** RECORDS FOR THIS TASK **
○ ○ ○ ○ ○ ○ ○

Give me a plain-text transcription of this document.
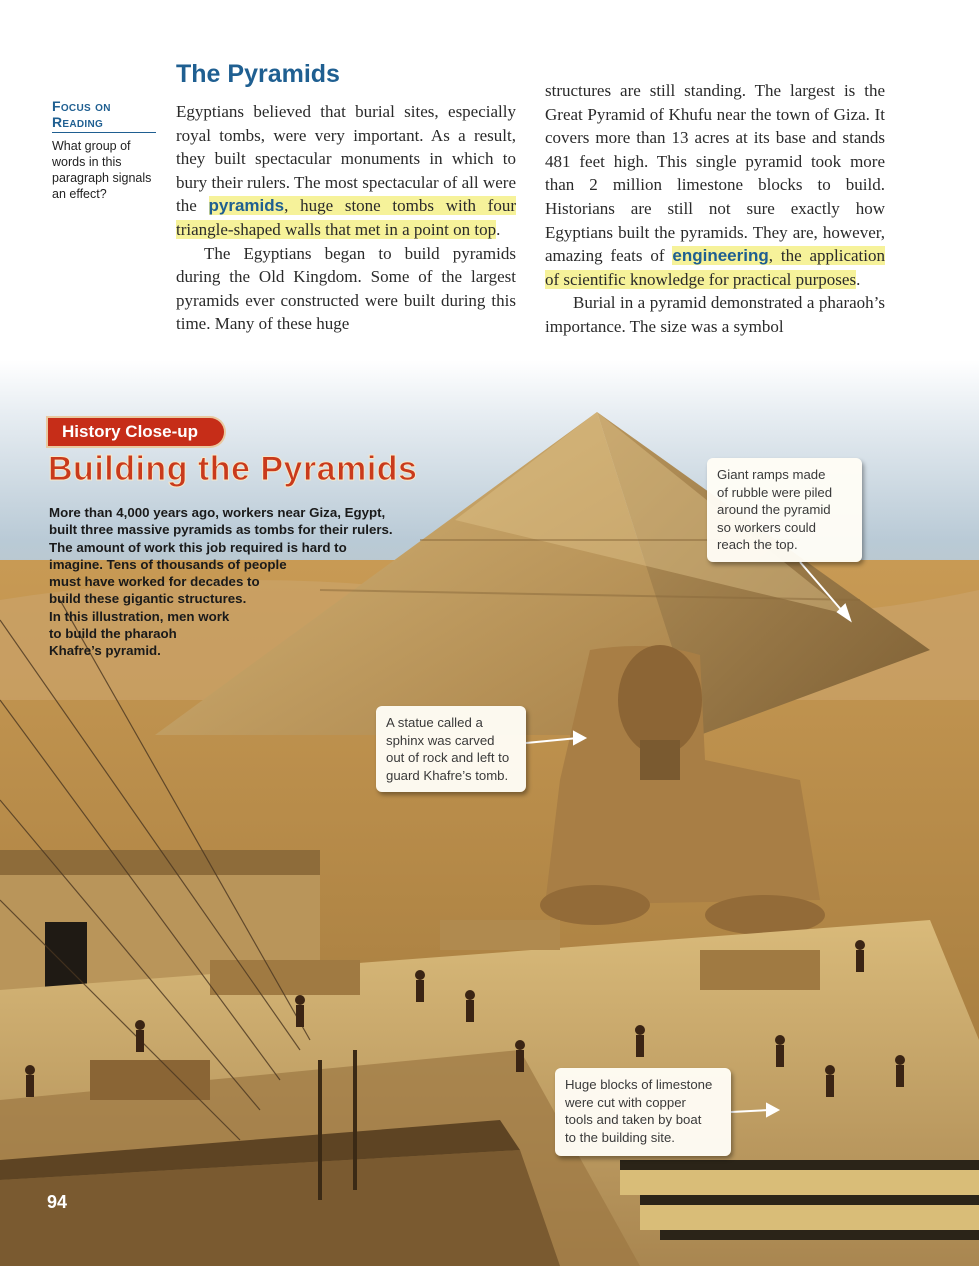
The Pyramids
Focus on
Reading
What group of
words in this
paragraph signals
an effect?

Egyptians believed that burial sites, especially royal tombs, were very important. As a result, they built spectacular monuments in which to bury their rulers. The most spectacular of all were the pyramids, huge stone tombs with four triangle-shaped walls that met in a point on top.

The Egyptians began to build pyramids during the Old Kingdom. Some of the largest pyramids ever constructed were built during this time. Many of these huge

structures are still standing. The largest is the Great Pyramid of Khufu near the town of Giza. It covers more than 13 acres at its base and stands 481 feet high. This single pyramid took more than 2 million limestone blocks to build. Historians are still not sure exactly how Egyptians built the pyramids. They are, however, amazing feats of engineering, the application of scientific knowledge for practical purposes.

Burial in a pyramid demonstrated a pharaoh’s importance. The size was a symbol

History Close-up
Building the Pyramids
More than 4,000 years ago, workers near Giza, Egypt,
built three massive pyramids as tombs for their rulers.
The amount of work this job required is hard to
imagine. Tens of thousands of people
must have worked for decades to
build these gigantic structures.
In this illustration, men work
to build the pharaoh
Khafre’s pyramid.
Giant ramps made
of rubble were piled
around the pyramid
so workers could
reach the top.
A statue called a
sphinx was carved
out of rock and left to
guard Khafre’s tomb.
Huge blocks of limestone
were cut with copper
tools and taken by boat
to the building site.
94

○ ○ ○ ○ ○ ○ ○

** STATED GOAL **
Copy each line of the listing that contains the string "Egyptians".

** FULL OUTPUT **
Egyptians believed that burial sites, especially royal tombs, were very important. As a result, they built spectacular monuments in which to bury their rulers. The most spectacular of all were the pyramids, huge stone tombs with four triangle-shaped walls that met in a point on top.
The Egyptians began to build pyramids during the Old Kingdom. Some of the largest pyramids ever constructed were built during this time. Many of these huge
structures are still standing. The largest is the Great Pyramid of Khufu near the town of Giza. It covers more than 13 acres at its base and stands 481 feet high. This single pyramid took more than 2 million limestone blocks to build. Historians are still not sure exactly how Egyptians built the pyramids. They are, however, amazing feats of engineering, the application of scientific knowledge for practical purposes.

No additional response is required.